=== Requirements ===
Locate each line below that includes "JSON" and reproduce it.

Records from a collection of figures
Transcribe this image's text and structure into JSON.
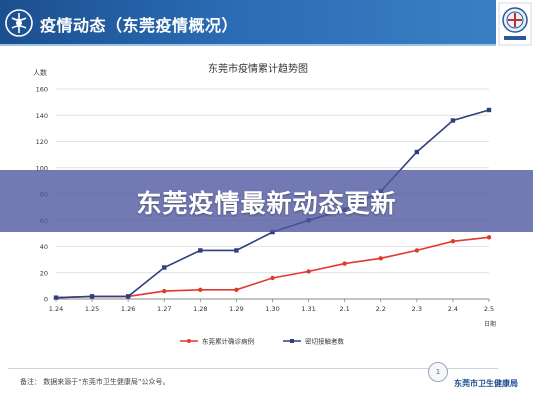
{
  "header": {
    "title": "疫情动态（东莞疫情概况）",
    "logo_icon": "health-logo-icon",
    "emblem_icon": "bureau-emblem-icon"
  },
  "chart_data": {
    "type": "line",
    "title": "东莞市疫情累计趋势图",
    "ylabel": "人数",
    "xlabel": "日期",
    "ylim": [
      0,
      160
    ],
    "yticks": [
      0,
      20,
      40,
      60,
      80,
      100,
      120,
      140,
      160
    ],
    "categories": [
      "1.24",
      "1.25",
      "1.26",
      "1.27",
      "1.28",
      "1.29",
      "1.30",
      "1.31",
      "2.1",
      "2.2",
      "2.3",
      "2.4",
      "2.5"
    ],
    "grid": true,
    "legend_position": "bottom",
    "series": [
      {
        "name": "东莞累计确诊病例",
        "color": "#e03a2f",
        "marker": "circle",
        "values": [
          1,
          2,
          2,
          6,
          7,
          7,
          16,
          21,
          27,
          31,
          37,
          44,
          47
        ]
      },
      {
        "name": "密切接触者数",
        "color": "#2f3f7f",
        "marker": "square",
        "values": [
          1,
          2,
          2,
          24,
          37,
          37,
          51,
          60,
          68,
          82,
          112,
          136,
          144
        ]
      }
    ]
  },
  "banner": {
    "text": "东莞疫情最新动态更新"
  },
  "footer": {
    "note": "备注：  数据来源于“东莞市卫生健康局”公众号。",
    "page_number": "1",
    "organization": "东莞市卫生健康局"
  }
}
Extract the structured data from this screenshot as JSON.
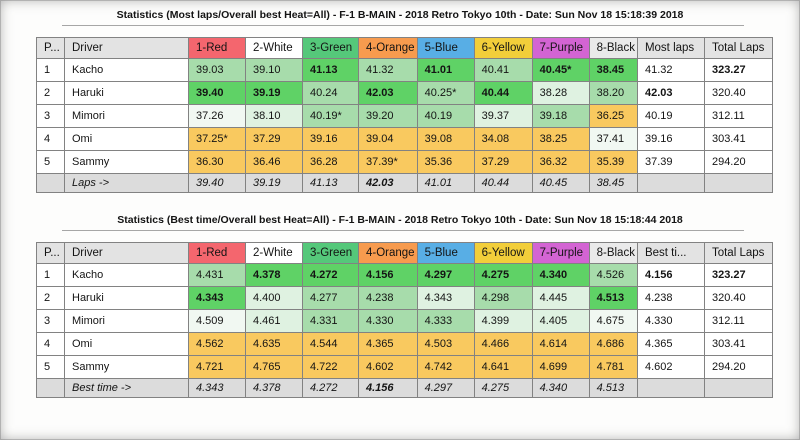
{
  "colors": {
    "red": "#F4666E",
    "white": "#FFFFFF",
    "green": "#55C87A",
    "orange": "#F79B4E",
    "blue": "#58AEE5",
    "yellow": "#F2CE3A",
    "purple": "#D364D3",
    "graycol": "#EAEAEA",
    "hdr": "#E3E3E3",
    "g1": "#5FD266",
    "g2": "#A7DCAB",
    "g3": "#DFF2E1",
    "g4": "#F1F8F2",
    "am": "#F9C95F",
    "footer": "#DCDCDC"
  },
  "tables": [
    {
      "title": "Statistics (Most laps/Overall best Heat=All) - F-1 B-MAIN - 2018 Retro Tokyo 10th - Date: Sun Nov 18 15:18:39 2018",
      "columns": [
        {
          "key": "position",
          "label": "P...",
          "color": "hdr"
        },
        {
          "key": "driver",
          "label": "Driver",
          "color": "hdr"
        },
        {
          "key": "1-red",
          "label": "1-Red",
          "color": "red"
        },
        {
          "key": "2-white",
          "label": "2-White",
          "color": "white"
        },
        {
          "key": "3-green",
          "label": "3-Green",
          "color": "green"
        },
        {
          "key": "4-orange",
          "label": "4-Orange",
          "color": "orange"
        },
        {
          "key": "5-blue",
          "label": "5-Blue",
          "color": "blue"
        },
        {
          "key": "6-yellow",
          "label": "6-Yellow",
          "color": "yellow"
        },
        {
          "key": "7-purple",
          "label": "7-Purple",
          "color": "purple"
        },
        {
          "key": "8-black",
          "label": "8-Black",
          "color": "graycol"
        },
        {
          "key": "most-laps",
          "label": "Most laps",
          "color": "hdr"
        },
        {
          "key": "total-laps",
          "label": "Total Laps",
          "color": "hdr",
          "bold": true
        }
      ],
      "rows": [
        {
          "pos": "1",
          "driver": "Kacho",
          "heats": [
            {
              "v": "39.03",
              "s": "g2"
            },
            {
              "v": "39.10",
              "s": "g2"
            },
            {
              "v": "41.13",
              "s": "g1",
              "b": true
            },
            {
              "v": "41.32",
              "s": "g2"
            },
            {
              "v": "41.01",
              "s": "g1",
              "b": true
            },
            {
              "v": "40.41",
              "s": "g2"
            },
            {
              "v": "40.45*",
              "s": "g1",
              "b": true
            },
            {
              "v": "38.45",
              "s": "g1",
              "b": true
            }
          ],
          "best": {
            "v": "41.32"
          },
          "total": {
            "v": "323.27",
            "b": true
          }
        },
        {
          "pos": "2",
          "driver": "Haruki",
          "heats": [
            {
              "v": "39.40",
              "s": "g1",
              "b": true
            },
            {
              "v": "39.19",
              "s": "g1",
              "b": true
            },
            {
              "v": "40.24",
              "s": "g2"
            },
            {
              "v": "42.03",
              "s": "g1",
              "b": true
            },
            {
              "v": "40.25*",
              "s": "g2"
            },
            {
              "v": "40.44",
              "s": "g1",
              "b": true
            },
            {
              "v": "38.28",
              "s": "g3"
            },
            {
              "v": "38.20",
              "s": "g2"
            }
          ],
          "best": {
            "v": "42.03",
            "b": true
          },
          "total": {
            "v": "320.40"
          }
        },
        {
          "pos": "3",
          "driver": "Mimori",
          "heats": [
            {
              "v": "37.26",
              "s": "g4"
            },
            {
              "v": "38.10",
              "s": "g3"
            },
            {
              "v": "40.19*",
              "s": "g2"
            },
            {
              "v": "39.20",
              "s": "g2"
            },
            {
              "v": "40.19",
              "s": "g2"
            },
            {
              "v": "39.37",
              "s": "g3"
            },
            {
              "v": "39.18",
              "s": "g2"
            },
            {
              "v": "36.25",
              "s": "am"
            }
          ],
          "best": {
            "v": "40.19"
          },
          "total": {
            "v": "312.11"
          }
        },
        {
          "pos": "4",
          "driver": "Omi",
          "heats": [
            {
              "v": "37.25*",
              "s": "am"
            },
            {
              "v": "37.29",
              "s": "am"
            },
            {
              "v": "39.16",
              "s": "am"
            },
            {
              "v": "39.04",
              "s": "am"
            },
            {
              "v": "39.08",
              "s": "am"
            },
            {
              "v": "34.08",
              "s": "am"
            },
            {
              "v": "38.25",
              "s": "am"
            },
            {
              "v": "37.41",
              "s": "g4"
            }
          ],
          "best": {
            "v": "39.16"
          },
          "total": {
            "v": "303.41"
          }
        },
        {
          "pos": "5",
          "driver": "Sammy",
          "heats": [
            {
              "v": "36.30",
              "s": "am"
            },
            {
              "v": "36.46",
              "s": "am"
            },
            {
              "v": "36.28",
              "s": "am"
            },
            {
              "v": "37.39*",
              "s": "am"
            },
            {
              "v": "35.36",
              "s": "am"
            },
            {
              "v": "37.29",
              "s": "am"
            },
            {
              "v": "36.32",
              "s": "am"
            },
            {
              "v": "35.39",
              "s": "am"
            }
          ],
          "best": {
            "v": "37.39"
          },
          "total": {
            "v": "294.20"
          }
        }
      ],
      "footer": {
        "label": "Laps ->",
        "cells": [
          {
            "v": "39.40"
          },
          {
            "v": "39.19"
          },
          {
            "v": "41.13"
          },
          {
            "v": "42.03",
            "b": true
          },
          {
            "v": "41.01"
          },
          {
            "v": "40.44"
          },
          {
            "v": "40.45"
          },
          {
            "v": "38.45"
          }
        ]
      }
    },
    {
      "title": "Statistics (Best time/Overall best Heat=All) - F-1 B-MAIN - 2018 Retro Tokyo 10th - Date: Sun Nov 18 15:18:44 2018",
      "columns": [
        {
          "key": "position",
          "label": "P...",
          "color": "hdr"
        },
        {
          "key": "driver",
          "label": "Driver",
          "color": "hdr"
        },
        {
          "key": "1-red",
          "label": "1-Red",
          "color": "red"
        },
        {
          "key": "2-white",
          "label": "2-White",
          "color": "white"
        },
        {
          "key": "3-green",
          "label": "3-Green",
          "color": "green"
        },
        {
          "key": "4-orange",
          "label": "4-Orange",
          "color": "orange"
        },
        {
          "key": "5-blue",
          "label": "5-Blue",
          "color": "blue"
        },
        {
          "key": "6-yellow",
          "label": "6-Yellow",
          "color": "yellow"
        },
        {
          "key": "7-purple",
          "label": "7-Purple",
          "color": "purple"
        },
        {
          "key": "8-black",
          "label": "8-Black",
          "color": "graycol"
        },
        {
          "key": "best-time",
          "label": "Best ti...",
          "color": "hdr",
          "bold": true
        },
        {
          "key": "total-laps",
          "label": "Total Laps",
          "color": "hdr"
        }
      ],
      "rows": [
        {
          "pos": "1",
          "driver": "Kacho",
          "heats": [
            {
              "v": "4.431",
              "s": "g2"
            },
            {
              "v": "4.378",
              "s": "g1",
              "b": true
            },
            {
              "v": "4.272",
              "s": "g1",
              "b": true
            },
            {
              "v": "4.156",
              "s": "g1",
              "b": true
            },
            {
              "v": "4.297",
              "s": "g1",
              "b": true
            },
            {
              "v": "4.275",
              "s": "g1",
              "b": true
            },
            {
              "v": "4.340",
              "s": "g1",
              "b": true
            },
            {
              "v": "4.526",
              "s": "g2"
            }
          ],
          "best": {
            "v": "4.156",
            "b": true
          },
          "total": {
            "v": "323.27",
            "b": true
          }
        },
        {
          "pos": "2",
          "driver": "Haruki",
          "heats": [
            {
              "v": "4.343",
              "s": "g1",
              "b": true
            },
            {
              "v": "4.400",
              "s": "g3"
            },
            {
              "v": "4.277",
              "s": "g2"
            },
            {
              "v": "4.238",
              "s": "g2"
            },
            {
              "v": "4.343",
              "s": "g3"
            },
            {
              "v": "4.298",
              "s": "g2"
            },
            {
              "v": "4.445",
              "s": "g3"
            },
            {
              "v": "4.513",
              "s": "g1",
              "b": true
            }
          ],
          "best": {
            "v": "4.238"
          },
          "total": {
            "v": "320.40"
          }
        },
        {
          "pos": "3",
          "driver": "Mimori",
          "heats": [
            {
              "v": "4.509",
              "s": "g4"
            },
            {
              "v": "4.461",
              "s": "g3"
            },
            {
              "v": "4.331",
              "s": "g2"
            },
            {
              "v": "4.330",
              "s": "g2"
            },
            {
              "v": "4.333",
              "s": "g2"
            },
            {
              "v": "4.399",
              "s": "g3"
            },
            {
              "v": "4.405",
              "s": "g3"
            },
            {
              "v": "4.675",
              "s": "g4"
            }
          ],
          "best": {
            "v": "4.330"
          },
          "total": {
            "v": "312.11"
          }
        },
        {
          "pos": "4",
          "driver": "Omi",
          "heats": [
            {
              "v": "4.562",
              "s": "am"
            },
            {
              "v": "4.635",
              "s": "am"
            },
            {
              "v": "4.544",
              "s": "am"
            },
            {
              "v": "4.365",
              "s": "am"
            },
            {
              "v": "4.503",
              "s": "am"
            },
            {
              "v": "4.466",
              "s": "am"
            },
            {
              "v": "4.614",
              "s": "am"
            },
            {
              "v": "4.686",
              "s": "am"
            }
          ],
          "best": {
            "v": "4.365"
          },
          "total": {
            "v": "303.41"
          }
        },
        {
          "pos": "5",
          "driver": "Sammy",
          "heats": [
            {
              "v": "4.721",
              "s": "am"
            },
            {
              "v": "4.765",
              "s": "am"
            },
            {
              "v": "4.722",
              "s": "am"
            },
            {
              "v": "4.602",
              "s": "am"
            },
            {
              "v": "4.742",
              "s": "am"
            },
            {
              "v": "4.641",
              "s": "am"
            },
            {
              "v": "4.699",
              "s": "am"
            },
            {
              "v": "4.781",
              "s": "am"
            }
          ],
          "best": {
            "v": "4.602"
          },
          "total": {
            "v": "294.20"
          }
        }
      ],
      "footer": {
        "label": "Best time ->",
        "cells": [
          {
            "v": "4.343"
          },
          {
            "v": "4.378"
          },
          {
            "v": "4.272"
          },
          {
            "v": "4.156",
            "b": true
          },
          {
            "v": "4.297"
          },
          {
            "v": "4.275"
          },
          {
            "v": "4.340"
          },
          {
            "v": "4.513"
          }
        ]
      }
    }
  ]
}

=== The result ===
Transcribe this image's text and structure into JSON.
Extract the structured data from this screenshot as JSON.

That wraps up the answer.